PROBLEM: Reproduce all the entries precisely.

WORKING DATA:
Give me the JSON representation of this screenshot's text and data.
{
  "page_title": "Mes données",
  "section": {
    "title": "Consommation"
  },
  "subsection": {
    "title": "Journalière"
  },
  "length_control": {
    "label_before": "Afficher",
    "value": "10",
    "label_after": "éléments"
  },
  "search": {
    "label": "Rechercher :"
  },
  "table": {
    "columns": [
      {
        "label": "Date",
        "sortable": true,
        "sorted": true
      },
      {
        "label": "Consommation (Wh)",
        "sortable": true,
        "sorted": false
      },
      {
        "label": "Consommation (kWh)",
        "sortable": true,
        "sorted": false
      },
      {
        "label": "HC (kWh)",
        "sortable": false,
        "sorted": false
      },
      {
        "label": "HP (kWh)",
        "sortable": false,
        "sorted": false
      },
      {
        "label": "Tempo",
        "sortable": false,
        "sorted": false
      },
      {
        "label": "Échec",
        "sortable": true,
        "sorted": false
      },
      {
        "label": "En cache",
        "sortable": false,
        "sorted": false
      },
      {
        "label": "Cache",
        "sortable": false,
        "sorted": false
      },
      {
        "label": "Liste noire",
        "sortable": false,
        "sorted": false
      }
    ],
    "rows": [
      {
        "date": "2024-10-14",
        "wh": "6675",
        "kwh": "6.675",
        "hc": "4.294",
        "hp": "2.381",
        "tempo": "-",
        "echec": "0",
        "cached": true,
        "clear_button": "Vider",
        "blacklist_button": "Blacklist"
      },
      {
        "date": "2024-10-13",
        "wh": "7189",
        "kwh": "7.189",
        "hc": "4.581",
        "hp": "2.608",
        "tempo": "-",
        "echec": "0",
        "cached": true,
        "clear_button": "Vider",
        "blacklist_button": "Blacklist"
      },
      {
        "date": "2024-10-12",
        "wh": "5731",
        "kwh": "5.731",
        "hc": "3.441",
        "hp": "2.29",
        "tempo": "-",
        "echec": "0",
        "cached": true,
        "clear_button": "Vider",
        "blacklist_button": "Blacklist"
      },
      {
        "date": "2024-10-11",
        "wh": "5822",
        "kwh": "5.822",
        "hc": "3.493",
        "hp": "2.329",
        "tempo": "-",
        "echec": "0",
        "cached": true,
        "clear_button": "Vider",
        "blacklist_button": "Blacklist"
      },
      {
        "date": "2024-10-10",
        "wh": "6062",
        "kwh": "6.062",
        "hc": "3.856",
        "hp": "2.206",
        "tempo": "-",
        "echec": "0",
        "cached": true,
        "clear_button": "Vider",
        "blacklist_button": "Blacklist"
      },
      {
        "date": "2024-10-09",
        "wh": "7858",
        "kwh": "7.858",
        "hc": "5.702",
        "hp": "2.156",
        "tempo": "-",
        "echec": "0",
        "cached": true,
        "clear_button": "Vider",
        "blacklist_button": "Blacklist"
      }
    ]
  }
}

REPLY TO THE EXERCISE:
Give me the JSON representation of this screenshot's text and data.
{
  "page_title": "Mes données",
  "section": {
    "title": "Consommation"
  },
  "subsection": {
    "title": "Journalière"
  },
  "length_control": {
    "label_before": "Afficher",
    "value": "10",
    "label_after": "éléments"
  },
  "search": {
    "label": "Rechercher :"
  },
  "table": {
    "columns": [
      {
        "label": "Date",
        "sortable": true,
        "sorted": true
      },
      {
        "label": "Consommation (Wh)",
        "sortable": true,
        "sorted": false
      },
      {
        "label": "Consommation (kWh)",
        "sortable": true,
        "sorted": false
      },
      {
        "label": "HC (kWh)",
        "sortable": false,
        "sorted": false
      },
      {
        "label": "HP (kWh)",
        "sortable": false,
        "sorted": false
      },
      {
        "label": "Tempo",
        "sortable": false,
        "sorted": false
      },
      {
        "label": "Échec",
        "sortable": true,
        "sorted": false
      },
      {
        "label": "En cache",
        "sortable": false,
        "sorted": false
      },
      {
        "label": "Cache",
        "sortable": false,
        "sorted": false
      },
      {
        "label": "Liste noire",
        "sortable": false,
        "sorted": false
      }
    ],
    "rows": [
      {
        "date": "2024-10-14",
        "wh": "6675",
        "kwh": "6.675",
        "hc": "4.294",
        "hp": "2.381",
        "tempo": "-",
        "echec": "0",
        "cached": true,
        "clear_button": "Vider",
        "blacklist_button": "Blacklist"
      },
      {
        "date": "2024-10-13",
        "wh": "7189",
        "kwh": "7.189",
        "hc": "4.581",
        "hp": "2.608",
        "tempo": "-",
        "echec": "0",
        "cached": true,
        "clear_button": "Vider",
        "blacklist_button": "Blacklist"
      },
      {
        "date": "2024-10-12",
        "wh": "5731",
        "kwh": "5.731",
        "hc": "3.441",
        "hp": "2.29",
        "tempo": "-",
        "echec": "0",
        "cached": true,
        "clear_button": "Vider",
        "blacklist_button": "Blacklist"
      },
      {
        "date": "2024-10-11",
        "wh": "5822",
        "kwh": "5.822",
        "hc": "3.493",
        "hp": "2.329",
        "tempo": "-",
        "echec": "0",
        "cached": true,
        "clear_button": "Vider",
        "blacklist_button": "Blacklist"
      },
      {
        "date": "2024-10-10",
        "wh": "6062",
        "kwh": "6.062",
        "hc": "3.856",
        "hp": "2.206",
        "tempo": "-",
        "echec": "0",
        "cached": true,
        "clear_button": "Vider",
        "blacklist_button": "Blacklist"
      },
      {
        "date": "2024-10-09",
        "wh": "7858",
        "kwh": "7.858",
        "hc": "5.702",
        "hp": "2.156",
        "tempo": "-",
        "echec": "0",
        "cached": true,
        "clear_button": "Vider",
        "blacklist_button": "Blacklist"
      }
    ]
  }
}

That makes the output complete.